-- start of Records supplied --

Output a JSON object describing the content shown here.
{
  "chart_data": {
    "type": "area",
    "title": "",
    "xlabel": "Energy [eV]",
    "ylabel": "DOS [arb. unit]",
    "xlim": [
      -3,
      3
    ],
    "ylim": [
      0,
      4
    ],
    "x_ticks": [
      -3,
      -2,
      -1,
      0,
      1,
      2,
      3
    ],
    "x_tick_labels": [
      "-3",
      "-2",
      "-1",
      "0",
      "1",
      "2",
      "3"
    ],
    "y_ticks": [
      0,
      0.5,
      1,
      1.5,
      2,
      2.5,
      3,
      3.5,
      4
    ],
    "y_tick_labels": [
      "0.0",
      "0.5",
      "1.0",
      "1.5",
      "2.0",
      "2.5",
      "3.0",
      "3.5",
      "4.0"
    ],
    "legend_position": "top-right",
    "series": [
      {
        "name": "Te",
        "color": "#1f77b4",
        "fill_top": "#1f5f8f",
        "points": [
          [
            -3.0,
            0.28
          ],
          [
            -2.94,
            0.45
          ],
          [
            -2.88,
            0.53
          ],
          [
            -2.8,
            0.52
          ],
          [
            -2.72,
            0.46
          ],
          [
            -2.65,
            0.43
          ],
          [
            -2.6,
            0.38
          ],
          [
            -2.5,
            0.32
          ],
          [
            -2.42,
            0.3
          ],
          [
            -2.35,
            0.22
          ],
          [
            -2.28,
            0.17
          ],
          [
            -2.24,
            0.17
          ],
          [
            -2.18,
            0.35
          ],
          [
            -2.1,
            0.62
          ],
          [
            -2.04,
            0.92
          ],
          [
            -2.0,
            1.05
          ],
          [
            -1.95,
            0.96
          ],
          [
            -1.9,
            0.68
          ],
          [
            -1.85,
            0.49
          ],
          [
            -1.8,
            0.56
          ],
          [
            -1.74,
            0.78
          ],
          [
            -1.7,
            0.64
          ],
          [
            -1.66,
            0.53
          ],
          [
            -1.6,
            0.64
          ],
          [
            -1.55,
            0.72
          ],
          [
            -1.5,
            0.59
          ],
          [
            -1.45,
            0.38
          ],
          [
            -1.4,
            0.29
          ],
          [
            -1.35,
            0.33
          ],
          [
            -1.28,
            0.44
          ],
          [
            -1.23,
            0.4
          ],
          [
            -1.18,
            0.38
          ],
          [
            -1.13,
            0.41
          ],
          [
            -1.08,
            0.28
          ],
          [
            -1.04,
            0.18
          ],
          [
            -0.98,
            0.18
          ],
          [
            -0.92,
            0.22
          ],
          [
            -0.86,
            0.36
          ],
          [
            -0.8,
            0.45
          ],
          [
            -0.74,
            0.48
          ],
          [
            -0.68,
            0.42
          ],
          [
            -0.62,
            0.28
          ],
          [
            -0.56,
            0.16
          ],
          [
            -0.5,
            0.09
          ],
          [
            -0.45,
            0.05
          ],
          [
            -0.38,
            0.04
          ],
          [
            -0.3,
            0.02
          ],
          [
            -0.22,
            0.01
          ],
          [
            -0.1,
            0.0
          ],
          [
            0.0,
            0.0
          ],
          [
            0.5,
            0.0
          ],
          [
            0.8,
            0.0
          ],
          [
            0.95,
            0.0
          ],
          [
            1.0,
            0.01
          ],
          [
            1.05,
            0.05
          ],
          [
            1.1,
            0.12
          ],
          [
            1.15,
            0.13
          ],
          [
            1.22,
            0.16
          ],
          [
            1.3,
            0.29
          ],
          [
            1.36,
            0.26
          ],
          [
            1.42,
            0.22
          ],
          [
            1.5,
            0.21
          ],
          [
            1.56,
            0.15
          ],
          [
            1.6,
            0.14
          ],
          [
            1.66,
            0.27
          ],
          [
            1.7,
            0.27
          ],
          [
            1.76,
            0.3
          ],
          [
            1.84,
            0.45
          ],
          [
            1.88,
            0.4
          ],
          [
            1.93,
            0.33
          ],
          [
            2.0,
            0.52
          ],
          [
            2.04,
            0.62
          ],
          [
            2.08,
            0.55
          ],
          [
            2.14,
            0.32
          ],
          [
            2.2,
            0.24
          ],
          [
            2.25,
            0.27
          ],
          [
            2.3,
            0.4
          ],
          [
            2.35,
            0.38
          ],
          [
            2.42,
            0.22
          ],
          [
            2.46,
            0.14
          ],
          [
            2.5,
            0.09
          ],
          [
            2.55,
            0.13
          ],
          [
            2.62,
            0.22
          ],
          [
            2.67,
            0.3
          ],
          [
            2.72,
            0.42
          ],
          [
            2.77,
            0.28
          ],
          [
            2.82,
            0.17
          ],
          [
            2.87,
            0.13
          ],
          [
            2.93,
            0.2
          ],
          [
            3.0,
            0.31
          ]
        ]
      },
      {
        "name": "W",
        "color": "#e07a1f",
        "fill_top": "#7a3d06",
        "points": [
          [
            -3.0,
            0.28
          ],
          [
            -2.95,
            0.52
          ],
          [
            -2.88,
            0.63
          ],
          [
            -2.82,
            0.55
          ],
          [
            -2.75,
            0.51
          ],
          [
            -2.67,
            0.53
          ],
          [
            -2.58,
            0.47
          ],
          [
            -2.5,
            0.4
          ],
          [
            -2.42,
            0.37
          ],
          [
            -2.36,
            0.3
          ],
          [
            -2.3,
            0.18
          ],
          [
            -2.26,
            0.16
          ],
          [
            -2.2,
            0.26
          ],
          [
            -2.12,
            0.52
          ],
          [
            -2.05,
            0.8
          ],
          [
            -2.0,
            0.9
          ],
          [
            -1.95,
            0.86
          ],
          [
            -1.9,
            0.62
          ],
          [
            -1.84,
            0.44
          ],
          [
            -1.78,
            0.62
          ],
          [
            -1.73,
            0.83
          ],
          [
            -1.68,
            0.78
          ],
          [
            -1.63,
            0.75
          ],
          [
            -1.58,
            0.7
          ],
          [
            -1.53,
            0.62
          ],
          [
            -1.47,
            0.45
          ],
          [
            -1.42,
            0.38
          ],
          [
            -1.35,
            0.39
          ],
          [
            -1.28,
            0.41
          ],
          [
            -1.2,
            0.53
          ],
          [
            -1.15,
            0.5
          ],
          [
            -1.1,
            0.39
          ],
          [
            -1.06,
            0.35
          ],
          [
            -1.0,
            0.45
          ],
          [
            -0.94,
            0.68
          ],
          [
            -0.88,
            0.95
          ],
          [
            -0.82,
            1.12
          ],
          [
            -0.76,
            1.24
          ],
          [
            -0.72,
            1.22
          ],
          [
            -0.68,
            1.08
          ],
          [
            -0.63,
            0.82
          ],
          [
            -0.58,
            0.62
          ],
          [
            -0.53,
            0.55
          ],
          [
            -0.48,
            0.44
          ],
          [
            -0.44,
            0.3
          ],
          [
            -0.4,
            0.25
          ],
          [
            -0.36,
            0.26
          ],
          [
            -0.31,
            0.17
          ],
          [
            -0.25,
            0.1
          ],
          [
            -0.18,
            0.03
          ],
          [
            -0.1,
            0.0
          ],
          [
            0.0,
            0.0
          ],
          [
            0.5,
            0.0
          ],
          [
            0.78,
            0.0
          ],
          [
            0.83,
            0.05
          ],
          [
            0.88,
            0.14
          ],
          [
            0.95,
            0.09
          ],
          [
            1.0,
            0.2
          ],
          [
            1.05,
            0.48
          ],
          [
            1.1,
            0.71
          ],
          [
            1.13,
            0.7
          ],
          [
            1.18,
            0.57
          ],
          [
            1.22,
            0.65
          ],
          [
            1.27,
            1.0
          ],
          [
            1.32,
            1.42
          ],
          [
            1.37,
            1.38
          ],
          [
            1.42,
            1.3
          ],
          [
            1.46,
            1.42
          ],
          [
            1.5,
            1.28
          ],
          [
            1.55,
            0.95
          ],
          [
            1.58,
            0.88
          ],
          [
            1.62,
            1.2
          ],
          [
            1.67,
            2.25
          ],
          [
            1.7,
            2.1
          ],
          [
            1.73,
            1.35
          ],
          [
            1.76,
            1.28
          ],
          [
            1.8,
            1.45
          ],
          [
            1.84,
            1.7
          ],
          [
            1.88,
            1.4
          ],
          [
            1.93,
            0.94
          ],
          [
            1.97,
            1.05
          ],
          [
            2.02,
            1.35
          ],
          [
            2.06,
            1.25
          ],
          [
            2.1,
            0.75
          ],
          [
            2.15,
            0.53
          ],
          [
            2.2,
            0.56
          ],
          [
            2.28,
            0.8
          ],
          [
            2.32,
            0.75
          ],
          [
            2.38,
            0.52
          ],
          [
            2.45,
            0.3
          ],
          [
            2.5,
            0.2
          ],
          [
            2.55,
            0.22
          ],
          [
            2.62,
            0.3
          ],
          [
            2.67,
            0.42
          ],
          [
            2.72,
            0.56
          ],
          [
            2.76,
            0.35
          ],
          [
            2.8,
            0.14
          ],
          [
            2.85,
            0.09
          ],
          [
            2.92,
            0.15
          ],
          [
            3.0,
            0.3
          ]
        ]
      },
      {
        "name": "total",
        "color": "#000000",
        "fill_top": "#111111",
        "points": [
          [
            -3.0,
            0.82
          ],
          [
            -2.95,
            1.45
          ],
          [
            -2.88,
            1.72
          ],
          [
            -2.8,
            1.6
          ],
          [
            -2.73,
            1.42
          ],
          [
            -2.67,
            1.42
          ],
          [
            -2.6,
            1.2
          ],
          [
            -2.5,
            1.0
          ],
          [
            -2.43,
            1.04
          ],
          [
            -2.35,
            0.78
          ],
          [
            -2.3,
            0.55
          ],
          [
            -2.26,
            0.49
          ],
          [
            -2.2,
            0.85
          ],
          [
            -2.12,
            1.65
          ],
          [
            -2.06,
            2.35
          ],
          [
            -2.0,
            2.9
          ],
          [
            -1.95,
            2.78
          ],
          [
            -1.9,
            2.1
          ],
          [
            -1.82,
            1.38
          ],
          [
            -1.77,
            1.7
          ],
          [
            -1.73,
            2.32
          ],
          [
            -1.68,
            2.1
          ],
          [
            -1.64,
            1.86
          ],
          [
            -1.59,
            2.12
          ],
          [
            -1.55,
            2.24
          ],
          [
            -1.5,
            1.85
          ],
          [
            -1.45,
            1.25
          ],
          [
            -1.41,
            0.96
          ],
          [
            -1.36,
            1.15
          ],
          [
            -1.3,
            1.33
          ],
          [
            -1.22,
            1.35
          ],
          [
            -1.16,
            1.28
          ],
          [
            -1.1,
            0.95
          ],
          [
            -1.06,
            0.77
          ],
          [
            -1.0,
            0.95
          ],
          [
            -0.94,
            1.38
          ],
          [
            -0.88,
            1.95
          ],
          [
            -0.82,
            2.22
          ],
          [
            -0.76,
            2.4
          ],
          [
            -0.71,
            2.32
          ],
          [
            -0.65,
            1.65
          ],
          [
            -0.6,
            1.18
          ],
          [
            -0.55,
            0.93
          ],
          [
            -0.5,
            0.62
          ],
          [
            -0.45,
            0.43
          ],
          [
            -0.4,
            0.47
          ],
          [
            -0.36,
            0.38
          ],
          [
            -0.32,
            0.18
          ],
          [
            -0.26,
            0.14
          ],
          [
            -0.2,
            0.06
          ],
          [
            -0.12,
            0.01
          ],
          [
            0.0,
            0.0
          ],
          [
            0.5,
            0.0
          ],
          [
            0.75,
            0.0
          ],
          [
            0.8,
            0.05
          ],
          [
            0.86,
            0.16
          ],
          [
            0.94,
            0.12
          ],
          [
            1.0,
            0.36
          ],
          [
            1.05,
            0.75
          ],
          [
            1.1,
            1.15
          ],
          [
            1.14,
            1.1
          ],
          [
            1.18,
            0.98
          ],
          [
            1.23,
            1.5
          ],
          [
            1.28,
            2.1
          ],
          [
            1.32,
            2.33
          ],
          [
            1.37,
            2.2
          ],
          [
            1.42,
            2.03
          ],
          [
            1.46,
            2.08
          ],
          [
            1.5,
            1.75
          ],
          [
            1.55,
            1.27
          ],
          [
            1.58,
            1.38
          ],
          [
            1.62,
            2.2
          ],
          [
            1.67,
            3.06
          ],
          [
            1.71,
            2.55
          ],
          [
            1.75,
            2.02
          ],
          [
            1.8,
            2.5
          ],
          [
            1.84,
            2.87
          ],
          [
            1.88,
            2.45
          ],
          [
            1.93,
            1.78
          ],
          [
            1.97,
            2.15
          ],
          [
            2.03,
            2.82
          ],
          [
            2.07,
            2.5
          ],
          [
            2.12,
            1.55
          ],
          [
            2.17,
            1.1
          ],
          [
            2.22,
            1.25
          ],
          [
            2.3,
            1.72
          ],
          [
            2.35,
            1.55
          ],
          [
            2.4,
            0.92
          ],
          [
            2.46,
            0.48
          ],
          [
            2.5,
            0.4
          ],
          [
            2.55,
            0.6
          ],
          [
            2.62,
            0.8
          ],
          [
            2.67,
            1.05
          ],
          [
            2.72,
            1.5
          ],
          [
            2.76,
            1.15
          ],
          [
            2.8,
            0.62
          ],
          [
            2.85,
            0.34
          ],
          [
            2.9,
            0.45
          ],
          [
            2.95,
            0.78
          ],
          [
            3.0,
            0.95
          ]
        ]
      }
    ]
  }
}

-- end of Records supplied --

Gather from the entries above all lines that include the string "color".

        "color": "#1f77b4",
        "color": "#e07a1f",
        "color": "#000000",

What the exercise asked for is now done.